>> start Material provided

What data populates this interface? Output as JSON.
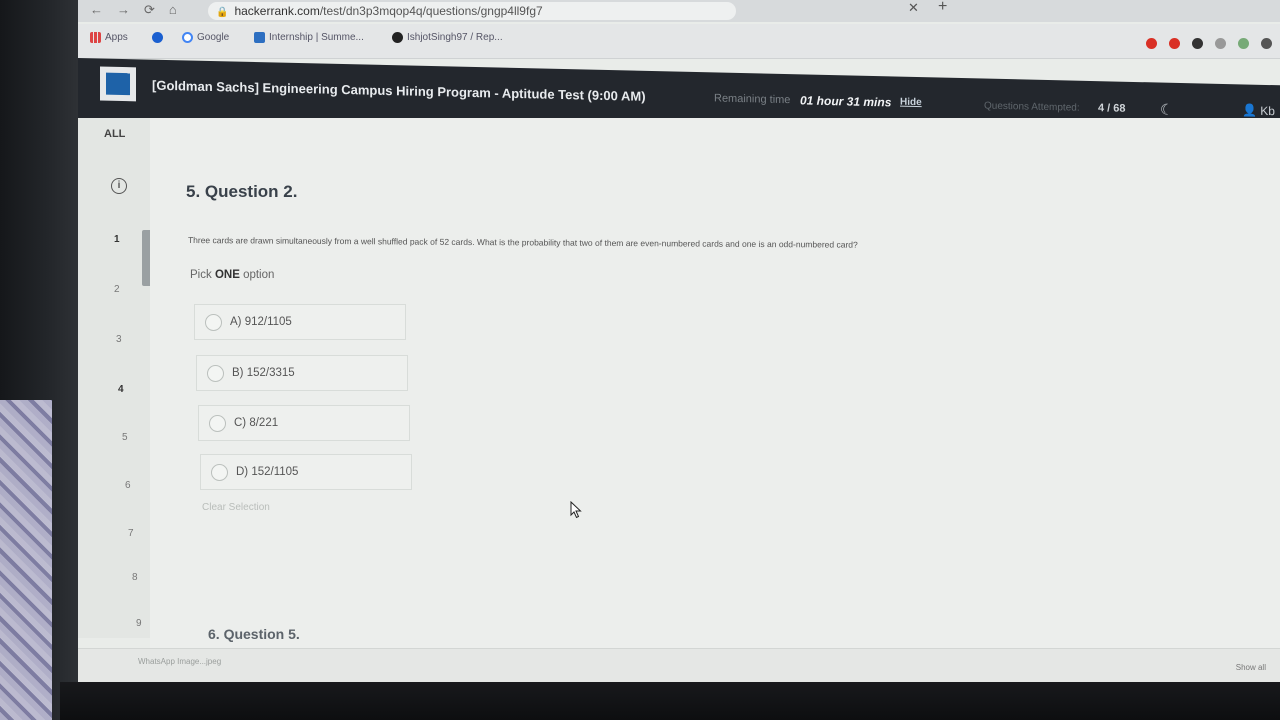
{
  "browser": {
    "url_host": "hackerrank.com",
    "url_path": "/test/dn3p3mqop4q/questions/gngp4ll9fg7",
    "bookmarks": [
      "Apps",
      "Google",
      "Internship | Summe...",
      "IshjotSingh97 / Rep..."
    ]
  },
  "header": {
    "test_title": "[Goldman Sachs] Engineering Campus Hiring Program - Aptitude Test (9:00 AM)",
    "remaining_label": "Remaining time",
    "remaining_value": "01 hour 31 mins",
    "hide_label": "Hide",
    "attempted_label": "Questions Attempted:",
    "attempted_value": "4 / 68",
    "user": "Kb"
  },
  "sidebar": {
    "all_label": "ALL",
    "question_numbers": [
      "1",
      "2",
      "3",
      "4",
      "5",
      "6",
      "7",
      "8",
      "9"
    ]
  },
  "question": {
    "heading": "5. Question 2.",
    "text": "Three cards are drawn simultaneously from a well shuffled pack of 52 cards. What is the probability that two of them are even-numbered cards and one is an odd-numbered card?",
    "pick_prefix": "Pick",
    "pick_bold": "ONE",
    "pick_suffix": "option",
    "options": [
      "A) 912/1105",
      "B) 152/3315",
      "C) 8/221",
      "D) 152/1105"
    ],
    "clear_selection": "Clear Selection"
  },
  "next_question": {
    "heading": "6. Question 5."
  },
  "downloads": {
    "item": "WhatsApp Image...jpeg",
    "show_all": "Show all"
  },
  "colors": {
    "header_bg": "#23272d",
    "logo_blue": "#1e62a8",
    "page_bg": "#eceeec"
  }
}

>> end Material provided
>> start Material provided

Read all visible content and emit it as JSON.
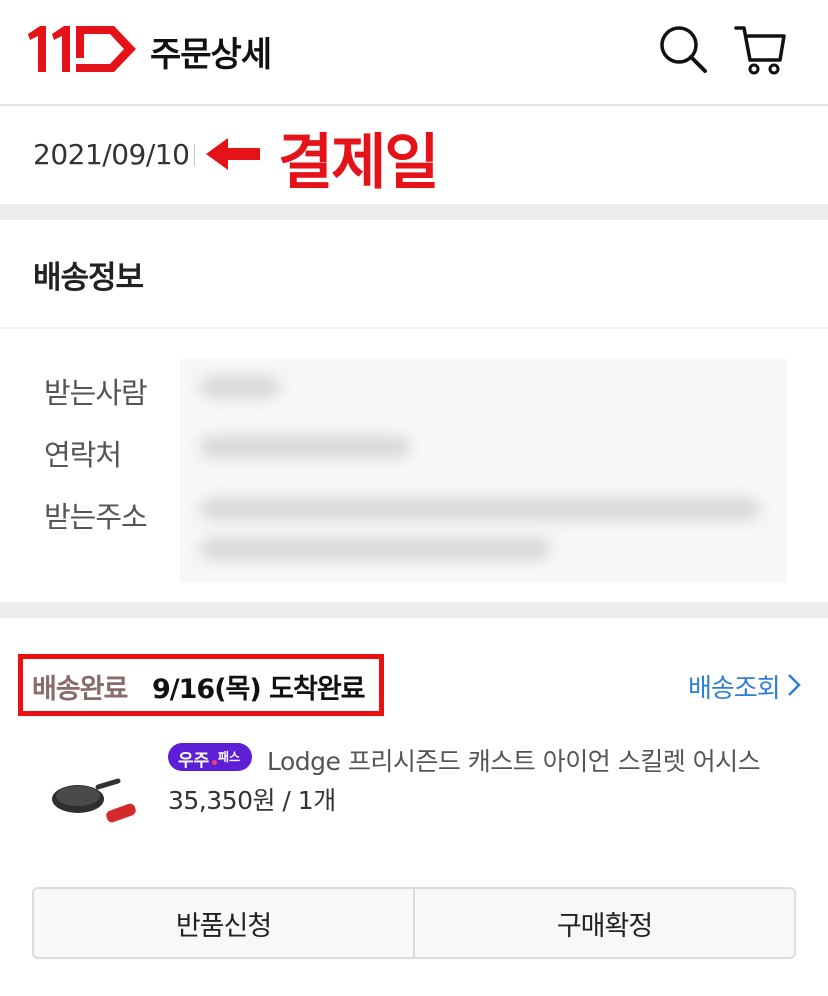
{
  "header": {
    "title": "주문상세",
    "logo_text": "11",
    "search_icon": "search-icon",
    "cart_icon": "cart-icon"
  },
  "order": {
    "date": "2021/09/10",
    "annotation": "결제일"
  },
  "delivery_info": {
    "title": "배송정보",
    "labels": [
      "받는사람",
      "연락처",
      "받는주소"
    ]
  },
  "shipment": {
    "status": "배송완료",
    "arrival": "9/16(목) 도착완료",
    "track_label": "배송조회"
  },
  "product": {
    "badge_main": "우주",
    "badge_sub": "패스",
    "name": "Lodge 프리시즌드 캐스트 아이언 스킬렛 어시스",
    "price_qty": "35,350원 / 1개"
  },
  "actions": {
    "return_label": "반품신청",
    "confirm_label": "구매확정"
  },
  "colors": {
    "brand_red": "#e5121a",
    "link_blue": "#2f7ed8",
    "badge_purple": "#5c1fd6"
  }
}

>> end Material provided

Using the records above, pull out each line where the word "heading" occurs.

    "heading": "5. Question 2.",
    "heading": "6. Question 5."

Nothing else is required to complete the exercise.